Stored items
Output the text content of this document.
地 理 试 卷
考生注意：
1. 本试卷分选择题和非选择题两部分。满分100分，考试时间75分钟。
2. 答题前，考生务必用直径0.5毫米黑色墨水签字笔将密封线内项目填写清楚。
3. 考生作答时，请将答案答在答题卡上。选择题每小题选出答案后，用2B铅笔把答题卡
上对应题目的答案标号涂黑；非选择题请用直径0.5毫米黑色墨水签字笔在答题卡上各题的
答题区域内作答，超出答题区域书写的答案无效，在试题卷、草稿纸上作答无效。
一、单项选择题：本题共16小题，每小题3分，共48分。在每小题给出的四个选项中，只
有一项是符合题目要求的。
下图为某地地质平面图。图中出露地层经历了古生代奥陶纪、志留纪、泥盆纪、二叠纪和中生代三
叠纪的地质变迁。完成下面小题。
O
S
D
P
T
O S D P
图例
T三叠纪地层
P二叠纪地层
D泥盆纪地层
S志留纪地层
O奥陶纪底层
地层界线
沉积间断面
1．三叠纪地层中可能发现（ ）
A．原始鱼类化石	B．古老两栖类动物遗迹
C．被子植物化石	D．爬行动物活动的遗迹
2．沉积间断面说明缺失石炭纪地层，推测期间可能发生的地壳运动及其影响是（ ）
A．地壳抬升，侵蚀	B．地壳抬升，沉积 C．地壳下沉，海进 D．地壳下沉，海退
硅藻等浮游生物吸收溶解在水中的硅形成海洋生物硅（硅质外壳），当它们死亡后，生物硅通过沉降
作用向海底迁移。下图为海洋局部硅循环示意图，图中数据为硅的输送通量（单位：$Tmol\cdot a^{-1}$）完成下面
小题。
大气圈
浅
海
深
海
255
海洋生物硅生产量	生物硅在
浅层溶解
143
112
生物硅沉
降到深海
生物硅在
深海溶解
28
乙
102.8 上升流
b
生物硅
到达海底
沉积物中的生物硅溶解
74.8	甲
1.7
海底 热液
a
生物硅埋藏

** Request **
Please restate the data word for word, every record included.

** Final result **
Output the text content of this document.
地 理 试 卷
考生注意：
1. 本试卷分选择题和非选择题两部分。满分100分，考试时间75分钟。
2. 答题前，考生务必用直径0.5毫米黑色墨水签字笔将密封线内项目填写清楚。
3. 考生作答时，请将答案答在答题卡上。选择题每小题选出答案后，用2B铅笔把答题卡
上对应题目的答案标号涂黑；非选择题请用直径0.5毫米黑色墨水签字笔在答题卡上各题的
答题区域内作答，超出答题区域书写的答案无效，在试题卷、草稿纸上作答无效。
一、单项选择题：本题共16小题，每小题3分，共48分。在每小题给出的四个选项中，只
有一项是符合题目要求的。
下图为某地地质平面图。图中出露地层经历了古生代奥陶纪、志留纪、泥盆纪、二叠纪和中生代三
叠纪的地质变迁。完成下面小题。
O
S
D
P
T
O S D P
图例
T三叠纪地层
P二叠纪地层
D泥盆纪地层
S志留纪地层
O奥陶纪底层
地层界线
沉积间断面
1．三叠纪地层中可能发现（ ）
A．原始鱼类化石	B．古老两栖类动物遗迹
C．被子植物化石	D．爬行动物活动的遗迹
2．沉积间断面说明缺失石炭纪地层，推测期间可能发生的地壳运动及其影响是（ ）
A．地壳抬升，侵蚀	B．地壳抬升，沉积 C．地壳下沉，海进 D．地壳下沉，海退
硅藻等浮游生物吸收溶解在水中的硅形成海洋生物硅（硅质外壳），当它们死亡后，生物硅通过沉降
作用向海底迁移。下图为海洋局部硅循环示意图，图中数据为硅的输送通量（单位：$Tmol\cdot a^{-1}$）完成下面
小题。
大气圈
浅
海
深
海
255
海洋生物硅生产量	生物硅在
浅层溶解
143
112
生物硅沉
降到深海
生物硅在
深海溶解
28
乙
102.8 上升流
b
生物硅
到达海底
沉积物中的生物硅溶解
74.8	甲
1.7
海底 热液
a
生物硅埋藏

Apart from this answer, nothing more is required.